Task to complete:
Check every line below for the word "Stores" and give only the number of lines where it appears.

Input:
+ + + + + + +

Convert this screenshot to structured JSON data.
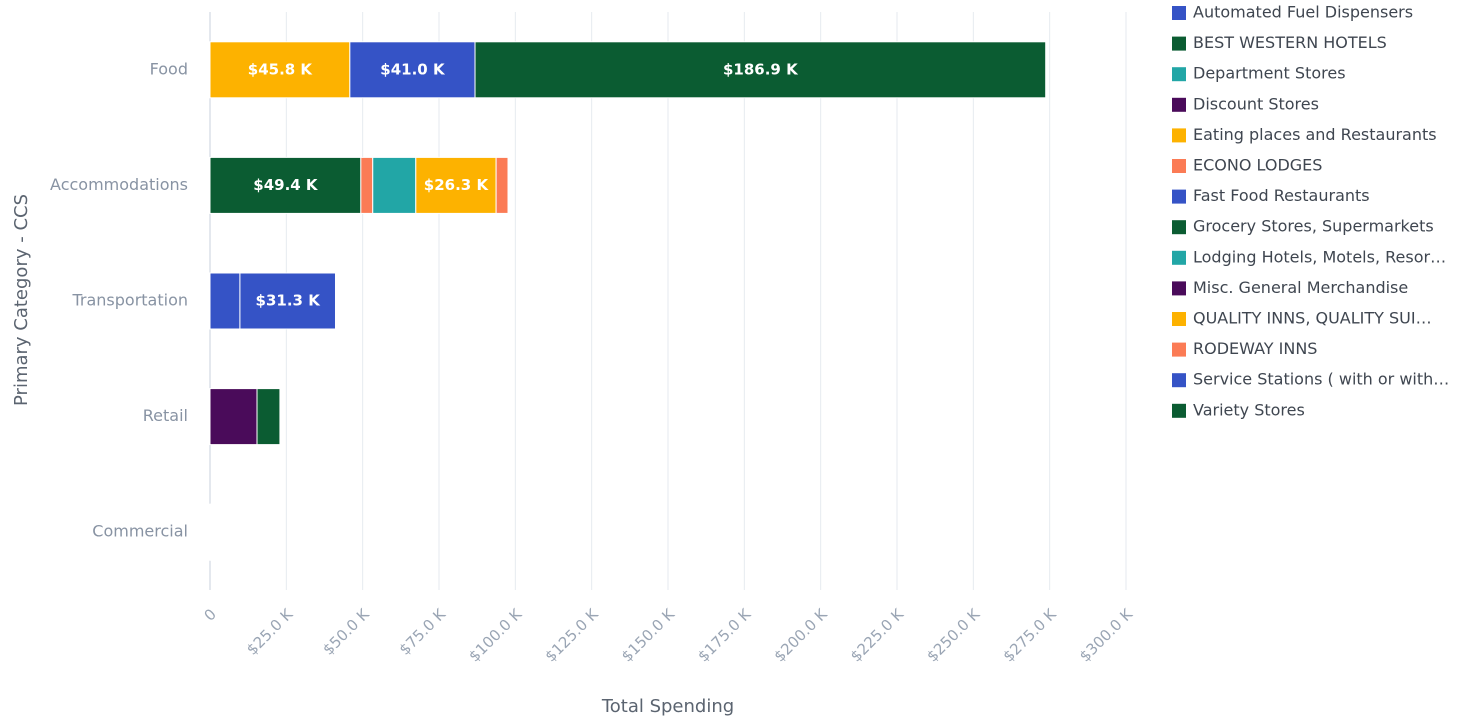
{
  "chart_data": {
    "type": "stacked_barh",
    "x_label": "Total Spending",
    "y_label": "Primary Category - CCS",
    "categories": [
      "Food",
      "Accommodations",
      "Transportation",
      "Retail",
      "Commercial"
    ],
    "series": [
      {
        "name": "Automated Fuel Dispensers",
        "color": "#3553c6",
        "values": [
          null,
          null,
          9800,
          null,
          null
        ],
        "value_labels": [
          null,
          null,
          null,
          null,
          null
        ]
      },
      {
        "name": "BEST WESTERN HOTELS",
        "color": "#0b5c32",
        "values": [
          null,
          49400,
          null,
          null,
          null
        ],
        "value_labels": [
          null,
          "$49.4 K",
          null,
          null,
          null
        ]
      },
      {
        "name": "Department Stores",
        "color": "#22a6a6",
        "values": [
          null,
          null,
          null,
          null,
          200
        ],
        "value_labels": [
          null,
          null,
          null,
          null,
          null
        ]
      },
      {
        "name": "Discount Stores",
        "color": "#4a0b5a",
        "values": [
          null,
          null,
          null,
          null,
          200
        ],
        "value_labels": [
          null,
          null,
          null,
          null,
          null
        ]
      },
      {
        "name": "Eating places and Restaurants",
        "color": "#fdb200",
        "values": [
          45800,
          null,
          null,
          null,
          null
        ],
        "value_labels": [
          "$45.8 K",
          null,
          null,
          null,
          null
        ]
      },
      {
        "name": "ECONO LODGES",
        "color": "#fb7b55",
        "values": [
          null,
          3900,
          null,
          null,
          null
        ],
        "value_labels": [
          null,
          null,
          null,
          null,
          null
        ]
      },
      {
        "name": "Fast Food Restaurants",
        "color": "#3553c6",
        "values": [
          41000,
          null,
          null,
          null,
          null
        ],
        "value_labels": [
          "$41.0 K",
          null,
          null,
          null,
          null
        ]
      },
      {
        "name": "Grocery Stores, Supermarkets",
        "color": "#0b5c32",
        "values": [
          186900,
          null,
          null,
          null,
          null
        ],
        "value_labels": [
          "$186.9 K",
          null,
          null,
          null,
          null
        ]
      },
      {
        "name": "Lodging Hotels, Motels, Resor…",
        "color": "#22a6a6",
        "values": [
          null,
          14100,
          null,
          null,
          null
        ],
        "value_labels": [
          null,
          null,
          null,
          null,
          null
        ]
      },
      {
        "name": "Misc. General Merchandise",
        "color": "#4a0b5a",
        "values": [
          null,
          null,
          null,
          15400,
          null
        ],
        "value_labels": [
          null,
          null,
          null,
          null,
          null
        ]
      },
      {
        "name": "QUALITY INNS, QUALITY SUI…",
        "color": "#fdb200",
        "values": [
          null,
          26300,
          null,
          null,
          null
        ],
        "value_labels": [
          null,
          "$26.3 K",
          null,
          null,
          null
        ]
      },
      {
        "name": "RODEWAY INNS",
        "color": "#fb7b55",
        "values": [
          null,
          3900,
          null,
          null,
          null
        ],
        "value_labels": [
          null,
          null,
          null,
          null,
          null
        ]
      },
      {
        "name": "Service Stations ( with or with…",
        "color": "#3553c6",
        "values": [
          null,
          null,
          31300,
          null,
          null
        ],
        "value_labels": [
          null,
          null,
          "$31.3 K",
          null,
          null
        ]
      },
      {
        "name": "Variety Stores",
        "color": "#0b5c32",
        "values": [
          null,
          null,
          null,
          7500,
          null
        ],
        "value_labels": [
          null,
          null,
          null,
          null,
          null
        ]
      }
    ],
    "xlim": [
      0,
      300000
    ],
    "xticks": [
      0,
      {
        "value": 25000,
        "label": "$25.0 K"
      },
      {
        "value": 50000,
        "label": "$50.0 K"
      },
      {
        "value": 75000,
        "label": "$75.0 K"
      },
      {
        "value": 100000,
        "label": "$100.0 K"
      },
      {
        "value": 125000,
        "label": "$125.0 K"
      },
      {
        "value": 150000,
        "label": "$150.0 K"
      },
      {
        "value": 175000,
        "label": "$175.0 K"
      },
      {
        "value": 200000,
        "label": "$200.0 K"
      },
      {
        "value": 225000,
        "label": "$225.0 K"
      },
      {
        "value": 250000,
        "label": "$250.0 K"
      },
      {
        "value": 275000,
        "label": "$275.0 K"
      },
      {
        "value": 300000,
        "label": "$300.0 K"
      }
    ],
    "grid": true,
    "legend": "right"
  }
}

+ + + + + + +

Answer to the exercise:
4